[EXERCISE TASK]: Look through the records that follow. Copy every line containing the word "this".

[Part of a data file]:

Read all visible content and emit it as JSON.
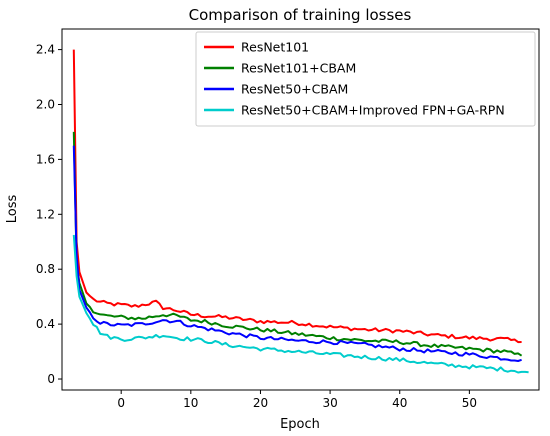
{
  "chart_data": {
    "type": "line",
    "title": "Comparison of training losses",
    "xlabel": "Epoch",
    "ylabel": "Loss",
    "xlim": [
      -8.5,
      60
    ],
    "ylim": [
      -0.08,
      2.55
    ],
    "xticks": [
      0,
      10,
      20,
      30,
      40,
      50
    ],
    "yticks": [
      0,
      0.4,
      0.8,
      1.2,
      1.6,
      2.0,
      2.4
    ],
    "ytick_labels": [
      "0",
      "0.4",
      "0.8",
      "1.2",
      "1.6",
      "2.0",
      "2.4"
    ],
    "grid": false,
    "legend_position": "top-right",
    "series": [
      {
        "name": "ResNet101",
        "color": "#ff0000",
        "x": [
          -6.8,
          -6.4,
          -6,
          -5,
          -4,
          -3,
          -2,
          0,
          2,
          4,
          5,
          6,
          8,
          10,
          12,
          15,
          20,
          25,
          30,
          35,
          40,
          45,
          50,
          55,
          57.5
        ],
        "y": [
          2.4,
          1.0,
          0.78,
          0.63,
          0.58,
          0.56,
          0.55,
          0.54,
          0.53,
          0.55,
          0.56,
          0.52,
          0.5,
          0.47,
          0.46,
          0.45,
          0.42,
          0.41,
          0.38,
          0.36,
          0.35,
          0.32,
          0.3,
          0.29,
          0.27
        ]
      },
      {
        "name": "ResNet101+CBAM",
        "color": "#008000",
        "x": [
          -6.8,
          -6.4,
          -6,
          -5,
          -4,
          -3,
          -2,
          0,
          3,
          6,
          8,
          10,
          12,
          15,
          20,
          25,
          30,
          35,
          40,
          45,
          50,
          55,
          57.5
        ],
        "y": [
          1.8,
          0.85,
          0.7,
          0.55,
          0.5,
          0.47,
          0.46,
          0.45,
          0.44,
          0.47,
          0.46,
          0.43,
          0.42,
          0.39,
          0.36,
          0.33,
          0.3,
          0.28,
          0.27,
          0.24,
          0.22,
          0.2,
          0.17
        ]
      },
      {
        "name": "ResNet50+CBAM",
        "color": "#0000ff",
        "x": [
          -6.8,
          -6.4,
          -6,
          -5,
          -4,
          -3,
          -2,
          0,
          3,
          6,
          8,
          10,
          12,
          15,
          20,
          25,
          30,
          35,
          40,
          45,
          50,
          55,
          57.5
        ],
        "y": [
          1.7,
          0.9,
          0.65,
          0.52,
          0.45,
          0.41,
          0.4,
          0.39,
          0.4,
          0.43,
          0.42,
          0.39,
          0.37,
          0.34,
          0.3,
          0.28,
          0.27,
          0.25,
          0.22,
          0.2,
          0.18,
          0.15,
          0.14
        ]
      },
      {
        "name": "ResNet50+CBAM+Improved FPN+GA-RPN",
        "color": "#00cccc",
        "x": [
          -6.8,
          -6.4,
          -6,
          -5,
          -4,
          -3,
          -2,
          0,
          3,
          6,
          8,
          10,
          12,
          15,
          20,
          25,
          30,
          35,
          40,
          45,
          50,
          55,
          58.5
        ],
        "y": [
          1.05,
          0.75,
          0.6,
          0.48,
          0.4,
          0.34,
          0.31,
          0.29,
          0.3,
          0.32,
          0.3,
          0.29,
          0.28,
          0.25,
          0.22,
          0.2,
          0.18,
          0.16,
          0.14,
          0.11,
          0.09,
          0.07,
          0.05
        ]
      }
    ]
  }
}
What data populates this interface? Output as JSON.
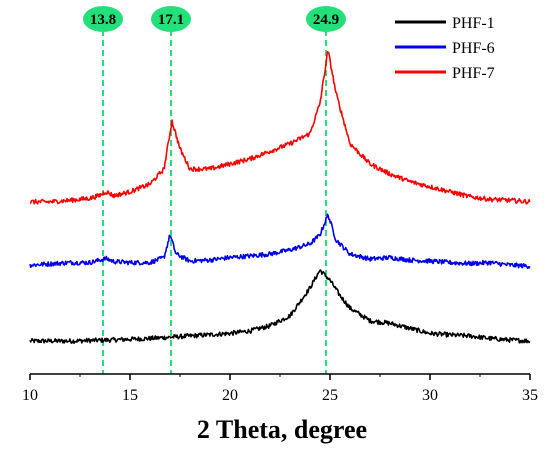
{
  "chart_data": {
    "type": "line",
    "xlabel": "2 Theta, degree",
    "ylabel": "",
    "xlim": [
      10,
      35
    ],
    "xticks": [
      10,
      15,
      20,
      25,
      30,
      35
    ],
    "y_axis_shown": false,
    "grid": false,
    "legend_position": "top-right",
    "annotations": [
      {
        "label": "13.8",
        "x": 13.65,
        "color": "#23e07a"
      },
      {
        "label": "17.1",
        "x": 17.05,
        "color": "#23e07a"
      },
      {
        "label": "24.9",
        "x": 24.8,
        "color": "#23e07a"
      }
    ],
    "series": [
      {
        "name": "PHF-1",
        "color": "#000000",
        "baseline": 0.0,
        "points": [
          [
            10,
            0.0
          ],
          [
            12,
            0.0
          ],
          [
            14,
            0.02
          ],
          [
            16,
            0.05
          ],
          [
            18,
            0.1
          ],
          [
            20,
            0.15
          ],
          [
            21,
            0.2
          ],
          [
            22,
            0.3
          ],
          [
            23,
            0.5
          ],
          [
            24,
            1.05
          ],
          [
            24.5,
            1.4
          ],
          [
            25,
            1.2
          ],
          [
            25.5,
            0.9
          ],
          [
            26,
            0.65
          ],
          [
            27,
            0.4
          ],
          [
            28,
            0.35
          ],
          [
            29,
            0.25
          ],
          [
            30,
            0.15
          ],
          [
            31,
            0.12
          ],
          [
            32,
            0.1
          ],
          [
            33,
            0.05
          ],
          [
            34,
            0.02
          ],
          [
            35,
            0.0
          ]
        ]
      },
      {
        "name": "PHF-6",
        "color": "#0000ee",
        "baseline": 1.5,
        "points": [
          [
            10,
            1.5
          ],
          [
            12,
            1.55
          ],
          [
            13,
            1.55
          ],
          [
            13.5,
            1.6
          ],
          [
            13.8,
            1.63
          ],
          [
            14.2,
            1.57
          ],
          [
            15,
            1.55
          ],
          [
            16,
            1.55
          ],
          [
            16.7,
            1.65
          ],
          [
            17.0,
            2.1
          ],
          [
            17.3,
            1.72
          ],
          [
            18,
            1.58
          ],
          [
            19,
            1.6
          ],
          [
            20,
            1.65
          ],
          [
            21,
            1.68
          ],
          [
            22,
            1.72
          ],
          [
            23,
            1.8
          ],
          [
            24,
            1.92
          ],
          [
            24.5,
            2.1
          ],
          [
            24.9,
            2.5
          ],
          [
            25.3,
            2.0
          ],
          [
            26,
            1.72
          ],
          [
            27,
            1.62
          ],
          [
            28,
            1.65
          ],
          [
            29,
            1.6
          ],
          [
            30,
            1.58
          ],
          [
            31,
            1.55
          ],
          [
            32,
            1.53
          ],
          [
            33,
            1.55
          ],
          [
            34,
            1.5
          ],
          [
            35,
            1.48
          ]
        ]
      },
      {
        "name": "PHF-7",
        "color": "#ff0000",
        "baseline": 2.7,
        "points": [
          [
            10,
            2.75
          ],
          [
            11,
            2.75
          ],
          [
            12,
            2.78
          ],
          [
            13,
            2.82
          ],
          [
            13.5,
            2.88
          ],
          [
            13.8,
            2.95
          ],
          [
            14.2,
            2.87
          ],
          [
            15,
            2.95
          ],
          [
            16,
            3.1
          ],
          [
            16.7,
            3.4
          ],
          [
            17.1,
            4.35
          ],
          [
            17.5,
            3.8
          ],
          [
            18,
            3.4
          ],
          [
            19,
            3.4
          ],
          [
            20,
            3.5
          ],
          [
            21,
            3.6
          ],
          [
            22,
            3.75
          ],
          [
            23,
            3.9
          ],
          [
            24,
            4.1
          ],
          [
            24.5,
            4.7
          ],
          [
            24.9,
            5.75
          ],
          [
            25.3,
            4.9
          ],
          [
            26,
            3.9
          ],
          [
            27,
            3.5
          ],
          [
            28,
            3.3
          ],
          [
            29,
            3.15
          ],
          [
            30,
            3.05
          ],
          [
            31,
            2.95
          ],
          [
            32,
            2.85
          ],
          [
            33,
            2.8
          ],
          [
            34,
            2.78
          ],
          [
            35,
            2.75
          ]
        ]
      }
    ]
  }
}
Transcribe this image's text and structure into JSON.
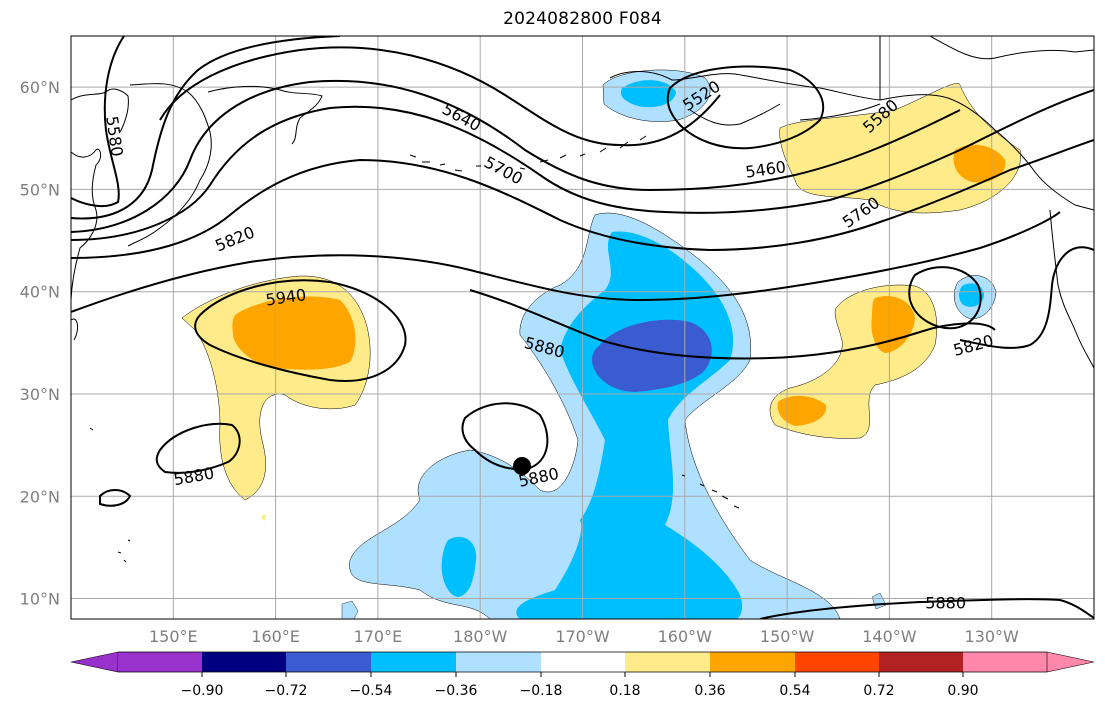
{
  "title": "2024082800 F084",
  "map": {
    "projection": "plate-carree",
    "lon_range": [
      140,
      240
    ],
    "lat_range": [
      8,
      65
    ],
    "grid": true
  },
  "latitude_labels": [
    "60°N",
    "50°N",
    "40°N",
    "30°N",
    "20°N",
    "10°N"
  ],
  "longitude_labels": [
    "150°E",
    "160°E",
    "170°E",
    "180°W",
    "170°W",
    "160°W",
    "150°W",
    "140°W",
    "130°W"
  ],
  "contour_labels": [
    {
      "text": "5580",
      "lon": 144.3,
      "lat": 55.2,
      "rot": 82
    },
    {
      "text": "5640",
      "lon": 178.2,
      "lat": 57.1,
      "rot": 28
    },
    {
      "text": "5520",
      "lon": 201.6,
      "lat": 59.2,
      "rot": -33
    },
    {
      "text": "5460",
      "lon": 207.9,
      "lat": 52.0,
      "rot": -8
    },
    {
      "text": "5580",
      "lon": 219.1,
      "lat": 57.2,
      "rot": -42
    },
    {
      "text": "5700",
      "lon": 182.3,
      "lat": 51.9,
      "rot": 28
    },
    {
      "text": "5760",
      "lon": 217.2,
      "lat": 47.8,
      "rot": -35
    },
    {
      "text": "5820",
      "lon": 156.0,
      "lat": 45.2,
      "rot": -22
    },
    {
      "text": "5940",
      "lon": 161.0,
      "lat": 39.5,
      "rot": -8
    },
    {
      "text": "5880",
      "lon": 186.3,
      "lat": 34.6,
      "rot": 15
    },
    {
      "text": "5820",
      "lon": 228.2,
      "lat": 34.8,
      "rot": -15
    },
    {
      "text": "5880",
      "lon": 152.0,
      "lat": 22.0,
      "rot": -10
    },
    {
      "text": "5880",
      "lon": 185.7,
      "lat": 21.9,
      "rot": -12
    },
    {
      "text": "5880",
      "lon": 225.5,
      "lat": 9.6,
      "rot": 0
    }
  ],
  "colorbar": {
    "ticks": [
      "−0.90",
      "−0.72",
      "−0.54",
      "−0.36",
      "−0.18",
      "0.18",
      "0.36",
      "0.54",
      "0.72",
      "0.90"
    ],
    "colors": [
      "#9932cc",
      "#000080",
      "#3b5bd1",
      "#00bfff",
      "#b0e0ff",
      "#ffffff",
      "#ffeb8a",
      "#ffa500",
      "#ff4500",
      "#b22222",
      "#ff88aa",
      "#ff88aa"
    ],
    "under_color": "#9932cc",
    "over_color": "#ff88aa"
  },
  "legend_colors": {
    "contour": "#000000",
    "grid": "#a8a8a8",
    "coast": "#000000"
  }
}
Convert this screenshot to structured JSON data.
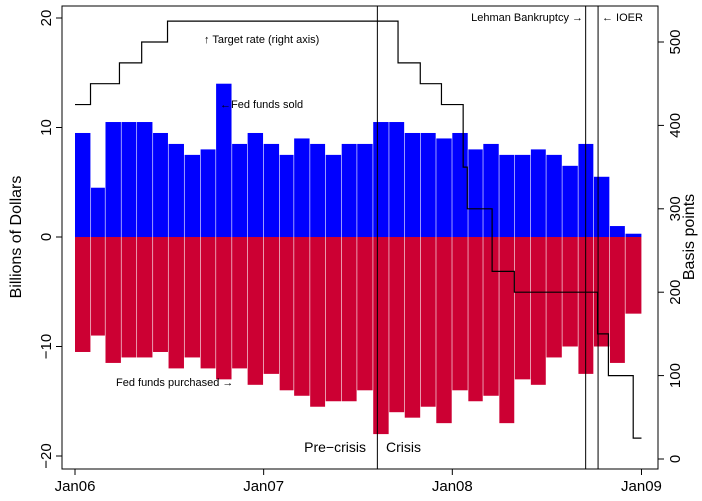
{
  "chart_data": {
    "type": "bar",
    "title": "",
    "ylabel": "Billions of Dollars",
    "y2label": "Basis points",
    "x_range": [
      "2006-01-01",
      "2009-01-02"
    ],
    "ylim": [
      -21,
      22
    ],
    "y2lim": [
      0,
      540
    ],
    "x_ticks": [
      {
        "label": "Jan06",
        "date": "2006-01-01"
      },
      {
        "label": "Jan07",
        "date": "2007-01-01"
      },
      {
        "label": "Jan08",
        "date": "2008-01-01"
      },
      {
        "label": "Jan09",
        "date": "2009-01-01"
      }
    ],
    "y_ticks": [
      {
        "label": "−20",
        "value": -20
      },
      {
        "label": "−10",
        "value": -10
      },
      {
        "label": "0",
        "value": 0
      },
      {
        "label": "10",
        "value": 10
      },
      {
        "label": "20",
        "value": 20
      }
    ],
    "y2_ticks": [
      {
        "label": "0",
        "value": 0
      },
      {
        "label": "100",
        "value": 100
      },
      {
        "label": "200",
        "value": 200
      },
      {
        "label": "300",
        "value": 300
      },
      {
        "label": "400",
        "value": 400
      },
      {
        "label": "500",
        "value": 500
      }
    ],
    "colors": {
      "sold": "#0000ff",
      "purchased": "#cc0033",
      "line": "#000000"
    },
    "series": [
      {
        "name": "Fed funds sold",
        "color": "#0000ff",
        "x": [
          "2006-01",
          "2006-02",
          "2006-03",
          "2006-04",
          "2006-05",
          "2006-06",
          "2006-07",
          "2006-08",
          "2006-09",
          "2006-10",
          "2006-11",
          "2006-12",
          "2007-01",
          "2007-02",
          "2007-03",
          "2007-04",
          "2007-05",
          "2007-06",
          "2007-07",
          "2007-08",
          "2007-09",
          "2007-10",
          "2007-11",
          "2007-12",
          "2008-01",
          "2008-02",
          "2008-03",
          "2008-04",
          "2008-05",
          "2008-06",
          "2008-07",
          "2008-08",
          "2008-09",
          "2008-10",
          "2008-11",
          "2008-12"
        ],
        "values": [
          9.5,
          4.5,
          10.5,
          10.5,
          10.5,
          9.5,
          8.5,
          7.5,
          8.0,
          14.0,
          8.5,
          9.5,
          8.5,
          7.5,
          9.0,
          8.5,
          7.5,
          8.5,
          8.5,
          10.5,
          10.5,
          9.5,
          9.5,
          9.0,
          9.5,
          8.0,
          8.5,
          7.5,
          7.5,
          8.0,
          7.5,
          6.5,
          8.5,
          5.5,
          1.0,
          0.3
        ]
      },
      {
        "name": "Fed funds purchased",
        "color": "#cc0033",
        "x": [
          "2006-01",
          "2006-02",
          "2006-03",
          "2006-04",
          "2006-05",
          "2006-06",
          "2006-07",
          "2006-08",
          "2006-09",
          "2006-10",
          "2006-11",
          "2006-12",
          "2007-01",
          "2007-02",
          "2007-03",
          "2007-04",
          "2007-05",
          "2007-06",
          "2007-07",
          "2007-08",
          "2007-09",
          "2007-10",
          "2007-11",
          "2007-12",
          "2008-01",
          "2008-02",
          "2008-03",
          "2008-04",
          "2008-05",
          "2008-06",
          "2008-07",
          "2008-08",
          "2008-09",
          "2008-10",
          "2008-11",
          "2008-12"
        ],
        "values": [
          -10.5,
          -9.0,
          -11.5,
          -11.0,
          -11.0,
          -10.5,
          -12.0,
          -11.0,
          -12.0,
          -13.0,
          -12.0,
          -13.5,
          -12.5,
          -14.0,
          -14.5,
          -15.5,
          -15.0,
          -15.0,
          -14.0,
          -18.0,
          -16.0,
          -16.5,
          -15.5,
          -17.0,
          -14.0,
          -15.0,
          -14.5,
          -17.0,
          -13.0,
          -13.5,
          -11.0,
          -10.0,
          -12.5,
          -10.0,
          -11.5,
          -7.0
        ]
      },
      {
        "name": "Target rate",
        "axis": "right",
        "type": "step",
        "x": [
          "2006-01-01",
          "2006-01-31",
          "2006-03-28",
          "2006-05-10",
          "2006-06-29",
          "2007-09-18",
          "2007-10-31",
          "2007-12-11",
          "2008-01-22",
          "2008-01-30",
          "2008-03-18",
          "2008-04-30",
          "2008-10-08",
          "2008-10-29",
          "2008-12-16",
          "2009-01-01"
        ],
        "values": [
          425,
          450,
          475,
          500,
          525,
          475,
          450,
          425,
          350,
          300,
          225,
          200,
          150,
          100,
          25,
          25
        ]
      }
    ],
    "vlines": [
      {
        "date": "2007-08-09",
        "label": "Pre−crisis",
        "label2": "Crisis"
      },
      {
        "date": "2008-09-15",
        "label": "Lehman Bankruptcy →"
      },
      {
        "date": "2008-10-09",
        "label": "← IOER"
      }
    ],
    "annotations": {
      "target": "↑ Target rate (right axis)",
      "sold": "←Fed funds sold",
      "purchased": "Fed funds purchased →"
    }
  }
}
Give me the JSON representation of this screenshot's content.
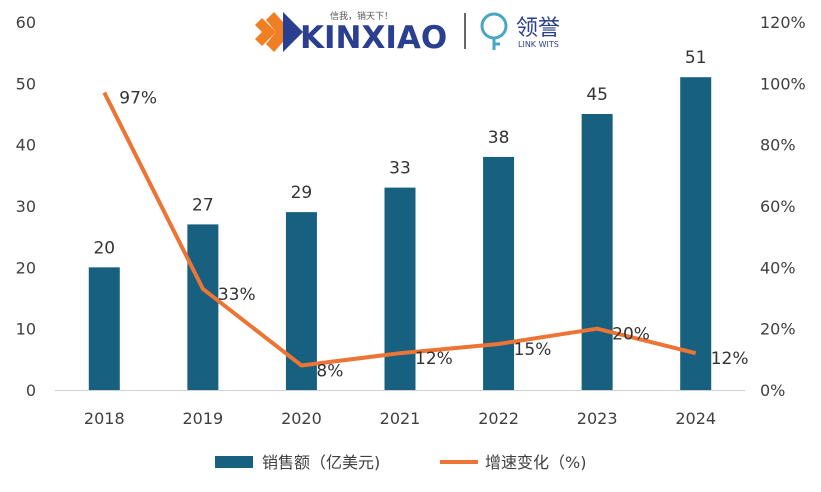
{
  "brand": {
    "logo_left_text": "KINXIAO",
    "logo_left_slogan": "信我，销天下！",
    "logo_right_text": "领誉",
    "logo_right_sub": "LINK WITS",
    "colors": {
      "orange": "#f07f23",
      "navy": "#2a3f8f",
      "teal": "#49a7c4"
    }
  },
  "chart_data": {
    "type": "bar",
    "categories": [
      "2018",
      "2019",
      "2020",
      "2021",
      "2022",
      "2023",
      "2024"
    ],
    "series": [
      {
        "name": "销售额（亿美元)",
        "type": "bar",
        "axis": "left",
        "color": "#17607f",
        "values": [
          20,
          27,
          29,
          33,
          38,
          45,
          51
        ],
        "labels": [
          "20",
          "27",
          "29",
          "33",
          "38",
          "45",
          "51"
        ]
      },
      {
        "name": "增速变化（%)",
        "type": "line",
        "axis": "right",
        "color": "#ec7434",
        "values": [
          97,
          33,
          8,
          12,
          15,
          20,
          12
        ],
        "labels": [
          "97%",
          "33%",
          "8%",
          "12%",
          "15%",
          "20%",
          "12%"
        ]
      }
    ],
    "y_left": {
      "min": 0,
      "max": 60,
      "ticks": [
        "0",
        "10",
        "20",
        "30",
        "40",
        "50",
        "60"
      ]
    },
    "y_right": {
      "min": 0,
      "max": 120,
      "ticks": [
        "0%",
        "20%",
        "40%",
        "60%",
        "80%",
        "100%",
        "120%"
      ]
    },
    "grid": false,
    "legend_position": "bottom-center"
  }
}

[TASK RESULT]:
What data populates this interface? Output as JSON.
Transcribe this image's text and structure into JSON.
Convert this screenshot to structured JSON data.
Give me the JSON representation of this screenshot's content.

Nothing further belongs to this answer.